▶ **Dataset excerpts**:
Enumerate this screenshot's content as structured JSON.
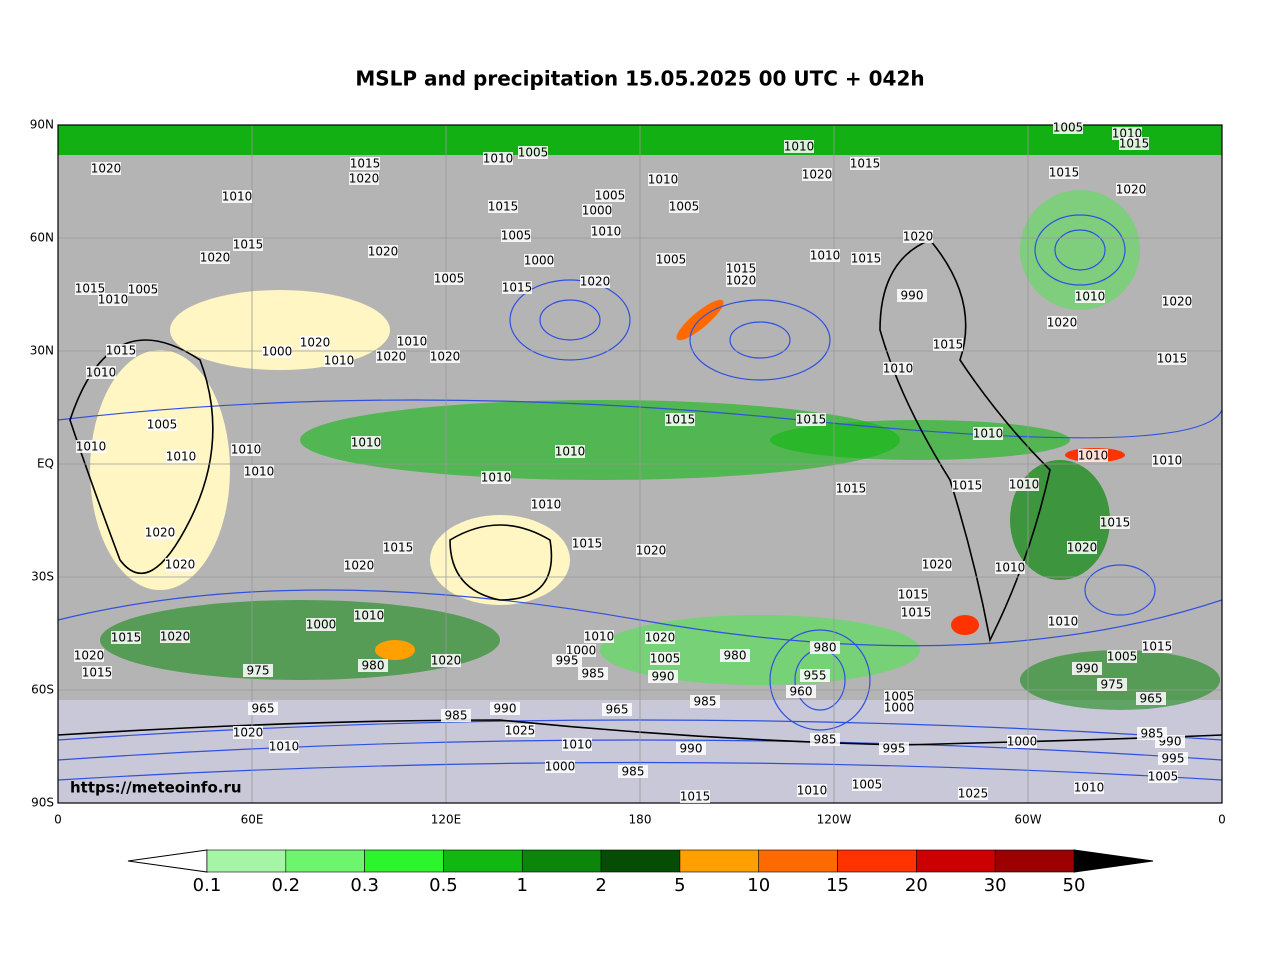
{
  "title": "MSLP and precipitation 15.05.2025 00 UTC + 042h",
  "lat_labels": [
    "90N",
    "60N",
    "30N",
    "EQ",
    "30S",
    "60S",
    "90S"
  ],
  "lon_labels": [
    "0",
    "60E",
    "120E",
    "180",
    "120W",
    "60W",
    "0"
  ],
  "source": "https://meteoinfo.ru",
  "colorbar": {
    "levels": [
      0.1,
      0.2,
      0.3,
      0.5,
      1,
      2,
      5,
      10,
      15,
      20,
      30,
      50
    ],
    "colors": [
      "#a6f5a6",
      "#6ef56e",
      "#2cf52c",
      "#10b810",
      "#0a870a",
      "#054d05",
      "#ff9f00",
      "#ff6a00",
      "#ff3300",
      "#cc0000",
      "#9c0000"
    ],
    "under_color": "#ffffff",
    "over_color": "#000000"
  },
  "isobar_labels": [
    1020,
    1015,
    1020,
    1010,
    1005,
    1010,
    1015,
    1020,
    1005,
    1010,
    1015,
    1015,
    1020,
    1010,
    1005,
    1010,
    1015,
    1000,
    1005,
    1010,
    1005,
    1015,
    1020,
    1020,
    1000,
    1005,
    1015,
    1020,
    1010,
    1015,
    1020,
    1005,
    1020,
    1015,
    990,
    1010,
    1020,
    1020,
    1015,
    1010,
    1005,
    1015,
    1010,
    1000,
    1020,
    1010,
    1020,
    1010,
    1020,
    1015,
    1015,
    1010,
    1015,
    1015,
    1005,
    1010,
    1010,
    1010,
    1010,
    1010,
    1010,
    1010,
    1010,
    1015,
    1015,
    1010,
    1010,
    1010,
    1010,
    1015,
    1020,
    1020,
    1020,
    1015,
    1020,
    1015,
    1020,
    1020,
    1010,
    1015,
    1015,
    1010,
    1015,
    1005,
    990,
    975,
    965,
    1020,
    1015,
    1020,
    1015,
    975,
    965,
    1000,
    1010,
    980,
    1020,
    1010,
    1020,
    1000,
    995,
    985,
    1005,
    990,
    980,
    980,
    955,
    960,
    985,
    965,
    1005,
    1000,
    990,
    1025,
    985,
    1020,
    1010,
    1010,
    990,
    1000,
    985,
    1015,
    1010,
    1005,
    1025,
    1010,
    1005,
    995,
    990,
    985,
    995,
    985,
    1000
  ]
}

▶ **Problem**:
Each record should be quoted exactly, with the images omitted.

▶ **Solution**:
Enumerate this screenshot's content as structured JSON.
{
  "title": "MSLP and precipitation 15.05.2025 00 UTC + 042h",
  "lat_labels": [
    "90N",
    "60N",
    "30N",
    "EQ",
    "30S",
    "60S",
    "90S"
  ],
  "lon_labels": [
    "0",
    "60E",
    "120E",
    "180",
    "120W",
    "60W",
    "0"
  ],
  "source": "https://meteoinfo.ru",
  "colorbar": {
    "levels": [
      0.1,
      0.2,
      0.3,
      0.5,
      1,
      2,
      5,
      10,
      15,
      20,
      30,
      50
    ],
    "colors": [
      "#a6f5a6",
      "#6ef56e",
      "#2cf52c",
      "#10b810",
      "#0a870a",
      "#054d05",
      "#ff9f00",
      "#ff6a00",
      "#ff3300",
      "#cc0000",
      "#9c0000"
    ],
    "under_color": "#ffffff",
    "over_color": "#000000"
  },
  "isobar_labels": [
    1020,
    1015,
    1020,
    1010,
    1005,
    1010,
    1015,
    1020,
    1005,
    1010,
    1015,
    1015,
    1020,
    1010,
    1005,
    1010,
    1015,
    1000,
    1005,
    1010,
    1005,
    1015,
    1020,
    1020,
    1000,
    1005,
    1015,
    1020,
    1010,
    1015,
    1020,
    1005,
    1020,
    1015,
    990,
    1010,
    1020,
    1020,
    1015,
    1010,
    1005,
    1015,
    1010,
    1000,
    1020,
    1010,
    1020,
    1010,
    1020,
    1015,
    1015,
    1010,
    1015,
    1015,
    1005,
    1010,
    1010,
    1010,
    1010,
    1010,
    1010,
    1010,
    1010,
    1015,
    1015,
    1010,
    1010,
    1010,
    1010,
    1015,
    1020,
    1020,
    1020,
    1015,
    1020,
    1015,
    1020,
    1020,
    1010,
    1015,
    1015,
    1010,
    1015,
    1005,
    990,
    975,
    965,
    1020,
    1015,
    1020,
    1015,
    975,
    965,
    1000,
    1010,
    980,
    1020,
    1010,
    1020,
    1000,
    995,
    985,
    1005,
    990,
    980,
    980,
    955,
    960,
    985,
    965,
    1005,
    1000,
    990,
    1025,
    985,
    1020,
    1010,
    1010,
    990,
    1000,
    985,
    1015,
    1010,
    1005,
    1025,
    1010,
    1005,
    995,
    990,
    985,
    995,
    985,
    1000
  ]
}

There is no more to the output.